[Layout annotation records]
☆ ☆ ☆ ☆ ☆ ☆ ☆
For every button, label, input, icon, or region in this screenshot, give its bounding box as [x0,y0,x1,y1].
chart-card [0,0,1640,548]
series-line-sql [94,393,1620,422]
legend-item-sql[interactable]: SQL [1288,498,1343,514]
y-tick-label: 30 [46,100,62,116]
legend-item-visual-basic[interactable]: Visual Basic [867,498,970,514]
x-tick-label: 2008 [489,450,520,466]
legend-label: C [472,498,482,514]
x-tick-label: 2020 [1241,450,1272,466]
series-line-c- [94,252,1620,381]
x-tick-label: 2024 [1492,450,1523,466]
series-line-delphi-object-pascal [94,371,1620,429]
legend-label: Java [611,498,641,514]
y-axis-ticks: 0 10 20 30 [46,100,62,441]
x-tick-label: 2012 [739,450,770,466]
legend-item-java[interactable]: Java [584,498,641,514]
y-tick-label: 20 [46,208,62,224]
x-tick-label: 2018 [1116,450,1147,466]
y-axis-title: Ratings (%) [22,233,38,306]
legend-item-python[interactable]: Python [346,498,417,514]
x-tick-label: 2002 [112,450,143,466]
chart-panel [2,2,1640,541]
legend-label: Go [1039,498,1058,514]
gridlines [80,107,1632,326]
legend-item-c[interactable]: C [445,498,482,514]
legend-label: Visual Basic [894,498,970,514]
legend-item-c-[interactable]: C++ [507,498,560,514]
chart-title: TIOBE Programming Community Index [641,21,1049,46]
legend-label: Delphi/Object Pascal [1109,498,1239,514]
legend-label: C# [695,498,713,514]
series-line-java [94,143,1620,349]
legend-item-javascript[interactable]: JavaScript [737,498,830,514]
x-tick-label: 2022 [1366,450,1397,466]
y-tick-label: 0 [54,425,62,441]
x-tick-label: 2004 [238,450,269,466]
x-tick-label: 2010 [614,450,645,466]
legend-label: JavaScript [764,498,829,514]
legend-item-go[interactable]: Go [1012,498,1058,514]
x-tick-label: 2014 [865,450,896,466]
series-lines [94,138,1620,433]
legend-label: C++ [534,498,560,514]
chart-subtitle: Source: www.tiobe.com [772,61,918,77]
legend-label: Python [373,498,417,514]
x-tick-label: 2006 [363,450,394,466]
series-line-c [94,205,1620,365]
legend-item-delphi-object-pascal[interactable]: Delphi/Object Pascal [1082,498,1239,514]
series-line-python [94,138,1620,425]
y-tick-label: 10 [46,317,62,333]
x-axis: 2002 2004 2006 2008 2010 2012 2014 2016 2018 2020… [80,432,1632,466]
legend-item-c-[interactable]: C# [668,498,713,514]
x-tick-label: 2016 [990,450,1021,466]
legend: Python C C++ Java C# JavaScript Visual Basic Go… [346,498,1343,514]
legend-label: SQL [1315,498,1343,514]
☆ ☆ ☆ ☆ ☆ ☆ ☆
• EXERCISE DIRECTIONS: Rewrite the items above, replacing every instance of "x-tick-label" with "x-axis-tick" and keeping everything else the same.

• SOLUTION TO THE PROBLEM:
For every button, label, input, icon, or region in this screenshot, give its bounding box as [x0,y0,x1,y1].
chart-card [0,0,1640,548]
series-line-sql [94,393,1620,422]
legend-item-sql[interactable]: SQL [1288,498,1343,514]
y-tick-label: 30 [46,100,62,116]
legend-item-visual-basic[interactable]: Visual Basic [867,498,970,514]
x-axis-tick: 2008 [489,450,520,466]
legend-label: C [472,498,482,514]
x-axis-tick: 2020 [1241,450,1272,466]
series-line-c- [94,252,1620,381]
x-axis-tick: 2024 [1492,450,1523,466]
series-line-delphi-object-pascal [94,371,1620,429]
legend-label: Java [611,498,641,514]
y-axis-ticks: 0 10 20 30 [46,100,62,441]
x-axis-tick: 2012 [739,450,770,466]
legend-item-java[interactable]: Java [584,498,641,514]
y-tick-label: 20 [46,208,62,224]
x-axis-tick: 2018 [1116,450,1147,466]
y-axis-title: Ratings (%) [22,233,38,306]
legend-item-python[interactable]: Python [346,498,417,514]
x-axis-tick: 2002 [112,450,143,466]
chart-panel [2,2,1640,541]
legend-label: Go [1039,498,1058,514]
gridlines [80,107,1632,326]
legend-item-c[interactable]: C [445,498,482,514]
legend-label: Visual Basic [894,498,970,514]
legend-item-c-[interactable]: C++ [507,498,560,514]
chart-title: TIOBE Programming Community Index [641,21,1049,46]
legend-label: Delphi/Object Pascal [1109,498,1239,514]
legend-label: C# [695,498,713,514]
series-line-java [94,143,1620,349]
legend-item-javascript[interactable]: JavaScript [737,498,830,514]
x-axis-tick: 2022 [1366,450,1397,466]
y-tick-label: 0 [54,425,62,441]
x-axis-tick: 2004 [238,450,269,466]
x-axis-tick: 2010 [614,450,645,466]
legend-label: JavaScript [764,498,829,514]
legend-item-go[interactable]: Go [1012,498,1058,514]
x-axis-tick: 2014 [865,450,896,466]
series-lines [94,138,1620,433]
legend-label: C++ [534,498,560,514]
chart-subtitle: Source: www.tiobe.com [772,61,918,77]
legend-label: Python [373,498,417,514]
x-axis-tick: 2006 [363,450,394,466]
series-line-c [94,205,1620,365]
legend-item-delphi-object-pascal[interactable]: Delphi/Object Pascal [1082,498,1239,514]
series-line-python [94,138,1620,425]
y-tick-label: 10 [46,317,62,333]
x-axis: 2002 2004 2006 2008 2010 2012 2014 2016 2018 2020… [80,432,1632,466]
legend-item-c-[interactable]: C# [668,498,713,514]
x-axis-tick: 2016 [990,450,1021,466]
legend: Python C C++ Java C# JavaScript Visual Basic Go… [346,498,1343,514]
legend-label: SQL [1315,498,1343,514]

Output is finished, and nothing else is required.